#### GIVEN INSTRUCTION:
Copy each line that has the string "name" somewhere in it.

#### EXERCISE DATA:
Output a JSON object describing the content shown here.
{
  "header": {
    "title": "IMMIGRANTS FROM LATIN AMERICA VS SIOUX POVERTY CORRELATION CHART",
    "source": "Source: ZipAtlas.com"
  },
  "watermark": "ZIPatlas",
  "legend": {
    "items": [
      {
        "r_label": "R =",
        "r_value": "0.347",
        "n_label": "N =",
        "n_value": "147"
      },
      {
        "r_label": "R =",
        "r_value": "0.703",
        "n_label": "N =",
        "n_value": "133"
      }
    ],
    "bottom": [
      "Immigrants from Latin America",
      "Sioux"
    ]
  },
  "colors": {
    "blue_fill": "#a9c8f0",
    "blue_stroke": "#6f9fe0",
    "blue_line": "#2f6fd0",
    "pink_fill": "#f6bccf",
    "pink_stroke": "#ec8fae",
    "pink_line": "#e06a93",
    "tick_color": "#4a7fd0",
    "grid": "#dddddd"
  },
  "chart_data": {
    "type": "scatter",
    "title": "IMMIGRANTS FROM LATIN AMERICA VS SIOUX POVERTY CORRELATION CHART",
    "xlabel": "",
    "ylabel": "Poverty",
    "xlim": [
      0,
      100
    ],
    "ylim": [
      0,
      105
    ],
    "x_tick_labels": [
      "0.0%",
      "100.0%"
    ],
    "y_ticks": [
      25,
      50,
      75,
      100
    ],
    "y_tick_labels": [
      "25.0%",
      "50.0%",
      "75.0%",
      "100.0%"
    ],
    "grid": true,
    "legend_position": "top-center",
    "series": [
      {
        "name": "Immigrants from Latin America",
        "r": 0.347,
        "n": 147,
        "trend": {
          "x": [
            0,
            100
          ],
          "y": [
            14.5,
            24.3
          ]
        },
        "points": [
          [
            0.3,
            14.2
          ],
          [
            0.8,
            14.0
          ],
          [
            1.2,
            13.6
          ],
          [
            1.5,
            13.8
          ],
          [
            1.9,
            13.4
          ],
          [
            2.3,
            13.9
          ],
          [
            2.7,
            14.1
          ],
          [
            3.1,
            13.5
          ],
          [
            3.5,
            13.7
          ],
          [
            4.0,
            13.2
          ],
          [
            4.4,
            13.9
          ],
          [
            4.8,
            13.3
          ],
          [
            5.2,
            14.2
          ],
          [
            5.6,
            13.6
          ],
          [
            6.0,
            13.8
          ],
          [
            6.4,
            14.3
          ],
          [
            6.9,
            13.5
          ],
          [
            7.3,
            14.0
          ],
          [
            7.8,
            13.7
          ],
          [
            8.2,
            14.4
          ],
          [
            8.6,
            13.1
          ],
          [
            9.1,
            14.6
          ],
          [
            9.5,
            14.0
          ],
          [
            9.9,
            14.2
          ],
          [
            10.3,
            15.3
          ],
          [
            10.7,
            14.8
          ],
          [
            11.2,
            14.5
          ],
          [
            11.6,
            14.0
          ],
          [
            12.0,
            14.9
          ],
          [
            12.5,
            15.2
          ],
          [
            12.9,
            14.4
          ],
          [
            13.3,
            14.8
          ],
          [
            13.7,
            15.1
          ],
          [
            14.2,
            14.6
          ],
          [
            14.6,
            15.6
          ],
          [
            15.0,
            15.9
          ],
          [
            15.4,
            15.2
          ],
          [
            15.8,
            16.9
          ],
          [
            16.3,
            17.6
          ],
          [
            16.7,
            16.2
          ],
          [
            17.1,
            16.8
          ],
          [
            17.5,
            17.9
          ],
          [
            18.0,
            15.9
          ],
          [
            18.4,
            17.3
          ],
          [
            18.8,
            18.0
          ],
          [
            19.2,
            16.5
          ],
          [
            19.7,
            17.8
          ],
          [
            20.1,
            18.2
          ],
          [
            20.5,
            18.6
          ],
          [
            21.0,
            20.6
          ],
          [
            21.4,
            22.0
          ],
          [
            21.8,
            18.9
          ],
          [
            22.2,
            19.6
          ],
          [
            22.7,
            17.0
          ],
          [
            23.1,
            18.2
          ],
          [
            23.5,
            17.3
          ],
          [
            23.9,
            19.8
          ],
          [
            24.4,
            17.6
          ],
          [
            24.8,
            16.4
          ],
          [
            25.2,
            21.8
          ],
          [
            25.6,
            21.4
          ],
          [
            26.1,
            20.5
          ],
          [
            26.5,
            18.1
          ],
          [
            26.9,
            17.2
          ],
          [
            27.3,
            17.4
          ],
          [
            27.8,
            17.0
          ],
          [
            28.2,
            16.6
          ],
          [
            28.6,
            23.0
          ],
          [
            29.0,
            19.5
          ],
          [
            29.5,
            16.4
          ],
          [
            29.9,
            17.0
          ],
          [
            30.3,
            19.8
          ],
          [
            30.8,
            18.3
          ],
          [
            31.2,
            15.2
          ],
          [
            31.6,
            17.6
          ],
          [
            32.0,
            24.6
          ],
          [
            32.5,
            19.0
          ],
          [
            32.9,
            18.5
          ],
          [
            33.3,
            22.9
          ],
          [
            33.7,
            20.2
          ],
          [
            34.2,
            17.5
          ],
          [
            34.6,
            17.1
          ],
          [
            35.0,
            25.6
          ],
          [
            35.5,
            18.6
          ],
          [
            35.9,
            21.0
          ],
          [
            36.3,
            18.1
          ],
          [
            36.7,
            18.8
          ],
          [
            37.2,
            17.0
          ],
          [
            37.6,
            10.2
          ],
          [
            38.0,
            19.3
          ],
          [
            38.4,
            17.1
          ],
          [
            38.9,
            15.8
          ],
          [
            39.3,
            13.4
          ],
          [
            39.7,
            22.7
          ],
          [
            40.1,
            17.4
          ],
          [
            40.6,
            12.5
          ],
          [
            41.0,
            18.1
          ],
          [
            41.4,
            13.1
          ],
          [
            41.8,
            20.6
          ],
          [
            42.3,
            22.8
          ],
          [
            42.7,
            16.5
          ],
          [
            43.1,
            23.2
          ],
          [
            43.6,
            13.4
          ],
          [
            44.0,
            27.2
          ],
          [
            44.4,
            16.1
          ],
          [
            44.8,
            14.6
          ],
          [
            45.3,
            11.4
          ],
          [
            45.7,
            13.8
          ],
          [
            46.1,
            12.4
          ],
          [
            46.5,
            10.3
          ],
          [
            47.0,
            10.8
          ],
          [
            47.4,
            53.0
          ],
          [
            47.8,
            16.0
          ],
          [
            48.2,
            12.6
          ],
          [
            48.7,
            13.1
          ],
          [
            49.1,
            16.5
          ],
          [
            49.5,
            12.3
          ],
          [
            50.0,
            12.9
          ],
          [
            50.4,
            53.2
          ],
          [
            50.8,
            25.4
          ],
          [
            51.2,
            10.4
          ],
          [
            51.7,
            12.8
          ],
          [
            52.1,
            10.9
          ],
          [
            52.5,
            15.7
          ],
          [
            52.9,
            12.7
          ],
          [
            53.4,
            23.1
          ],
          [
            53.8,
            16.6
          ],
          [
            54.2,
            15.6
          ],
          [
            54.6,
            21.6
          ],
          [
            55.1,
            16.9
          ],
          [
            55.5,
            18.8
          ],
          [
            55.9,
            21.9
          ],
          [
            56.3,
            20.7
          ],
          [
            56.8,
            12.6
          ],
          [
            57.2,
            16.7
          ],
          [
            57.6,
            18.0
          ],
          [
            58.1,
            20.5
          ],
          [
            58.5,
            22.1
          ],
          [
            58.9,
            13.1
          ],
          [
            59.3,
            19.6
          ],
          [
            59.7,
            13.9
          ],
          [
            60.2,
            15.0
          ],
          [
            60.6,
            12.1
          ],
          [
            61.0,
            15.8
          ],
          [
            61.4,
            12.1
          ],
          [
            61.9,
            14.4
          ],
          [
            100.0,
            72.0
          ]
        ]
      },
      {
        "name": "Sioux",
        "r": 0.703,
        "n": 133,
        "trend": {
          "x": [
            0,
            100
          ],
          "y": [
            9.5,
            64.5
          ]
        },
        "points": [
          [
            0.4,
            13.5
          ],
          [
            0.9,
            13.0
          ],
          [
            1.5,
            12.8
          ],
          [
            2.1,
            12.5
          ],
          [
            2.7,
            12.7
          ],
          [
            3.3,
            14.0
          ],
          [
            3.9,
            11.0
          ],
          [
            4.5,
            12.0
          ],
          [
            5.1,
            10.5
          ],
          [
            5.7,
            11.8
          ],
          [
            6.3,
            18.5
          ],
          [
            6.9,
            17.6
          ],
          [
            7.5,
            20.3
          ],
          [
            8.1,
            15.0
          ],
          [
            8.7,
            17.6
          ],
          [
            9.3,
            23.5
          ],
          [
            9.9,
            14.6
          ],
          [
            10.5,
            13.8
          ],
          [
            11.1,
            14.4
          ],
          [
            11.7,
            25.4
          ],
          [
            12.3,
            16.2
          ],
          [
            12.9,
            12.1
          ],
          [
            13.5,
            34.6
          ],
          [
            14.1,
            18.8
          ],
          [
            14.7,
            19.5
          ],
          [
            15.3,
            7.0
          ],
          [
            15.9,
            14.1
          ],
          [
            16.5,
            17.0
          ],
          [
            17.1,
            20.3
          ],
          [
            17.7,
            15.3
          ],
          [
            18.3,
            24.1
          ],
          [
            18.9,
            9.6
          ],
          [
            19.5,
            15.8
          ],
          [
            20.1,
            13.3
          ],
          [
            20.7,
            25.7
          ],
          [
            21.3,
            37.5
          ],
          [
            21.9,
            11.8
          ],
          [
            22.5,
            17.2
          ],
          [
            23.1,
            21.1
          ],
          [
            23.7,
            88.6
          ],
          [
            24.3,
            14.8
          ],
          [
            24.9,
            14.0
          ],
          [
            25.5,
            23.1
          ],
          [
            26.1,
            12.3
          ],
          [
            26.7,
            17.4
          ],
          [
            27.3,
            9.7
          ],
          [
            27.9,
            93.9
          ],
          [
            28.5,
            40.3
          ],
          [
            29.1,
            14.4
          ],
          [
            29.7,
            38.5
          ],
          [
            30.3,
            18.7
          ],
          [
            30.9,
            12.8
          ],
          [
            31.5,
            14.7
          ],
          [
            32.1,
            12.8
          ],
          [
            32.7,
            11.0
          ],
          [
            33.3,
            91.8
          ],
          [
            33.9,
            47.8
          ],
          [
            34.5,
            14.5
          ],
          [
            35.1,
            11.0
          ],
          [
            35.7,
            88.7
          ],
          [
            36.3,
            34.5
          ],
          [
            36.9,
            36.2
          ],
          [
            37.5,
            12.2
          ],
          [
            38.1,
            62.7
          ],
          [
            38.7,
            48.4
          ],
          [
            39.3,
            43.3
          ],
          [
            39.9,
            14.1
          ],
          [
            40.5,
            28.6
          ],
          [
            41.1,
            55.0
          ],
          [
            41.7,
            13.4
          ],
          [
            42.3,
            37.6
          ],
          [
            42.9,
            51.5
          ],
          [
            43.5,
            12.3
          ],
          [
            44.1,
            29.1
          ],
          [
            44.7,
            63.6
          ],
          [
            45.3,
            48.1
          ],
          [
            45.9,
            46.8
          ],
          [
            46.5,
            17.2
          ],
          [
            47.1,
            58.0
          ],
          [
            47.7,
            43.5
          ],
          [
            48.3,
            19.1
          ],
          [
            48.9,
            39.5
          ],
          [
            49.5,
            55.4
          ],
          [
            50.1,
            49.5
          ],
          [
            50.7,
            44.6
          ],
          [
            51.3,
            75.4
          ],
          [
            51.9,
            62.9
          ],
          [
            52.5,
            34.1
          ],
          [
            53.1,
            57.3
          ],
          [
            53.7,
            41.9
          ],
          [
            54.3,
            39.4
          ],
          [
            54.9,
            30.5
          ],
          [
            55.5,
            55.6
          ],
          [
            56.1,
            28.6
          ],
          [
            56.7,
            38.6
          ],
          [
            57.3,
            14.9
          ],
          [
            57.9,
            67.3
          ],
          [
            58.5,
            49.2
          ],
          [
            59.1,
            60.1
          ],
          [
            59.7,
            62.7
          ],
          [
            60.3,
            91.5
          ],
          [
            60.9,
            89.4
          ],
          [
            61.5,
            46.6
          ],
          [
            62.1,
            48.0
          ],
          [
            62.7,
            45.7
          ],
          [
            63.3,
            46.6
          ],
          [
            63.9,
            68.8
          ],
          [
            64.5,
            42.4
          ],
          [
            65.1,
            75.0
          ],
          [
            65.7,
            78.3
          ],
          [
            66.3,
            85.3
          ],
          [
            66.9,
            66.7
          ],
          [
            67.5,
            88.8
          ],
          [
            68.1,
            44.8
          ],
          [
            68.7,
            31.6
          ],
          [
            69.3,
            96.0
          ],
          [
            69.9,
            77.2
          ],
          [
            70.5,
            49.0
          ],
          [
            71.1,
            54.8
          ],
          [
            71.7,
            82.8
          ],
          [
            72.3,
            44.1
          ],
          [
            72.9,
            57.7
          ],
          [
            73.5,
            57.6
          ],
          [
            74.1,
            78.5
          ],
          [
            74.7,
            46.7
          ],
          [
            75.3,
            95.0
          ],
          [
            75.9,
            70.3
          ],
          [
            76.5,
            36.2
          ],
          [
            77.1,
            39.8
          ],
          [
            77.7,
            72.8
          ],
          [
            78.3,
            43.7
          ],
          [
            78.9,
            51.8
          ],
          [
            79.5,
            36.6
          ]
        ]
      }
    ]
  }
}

#### ANSWER FOR THIS EXERCISE:
        "name": "Immigrants from Latin America",
        "name": "Sioux",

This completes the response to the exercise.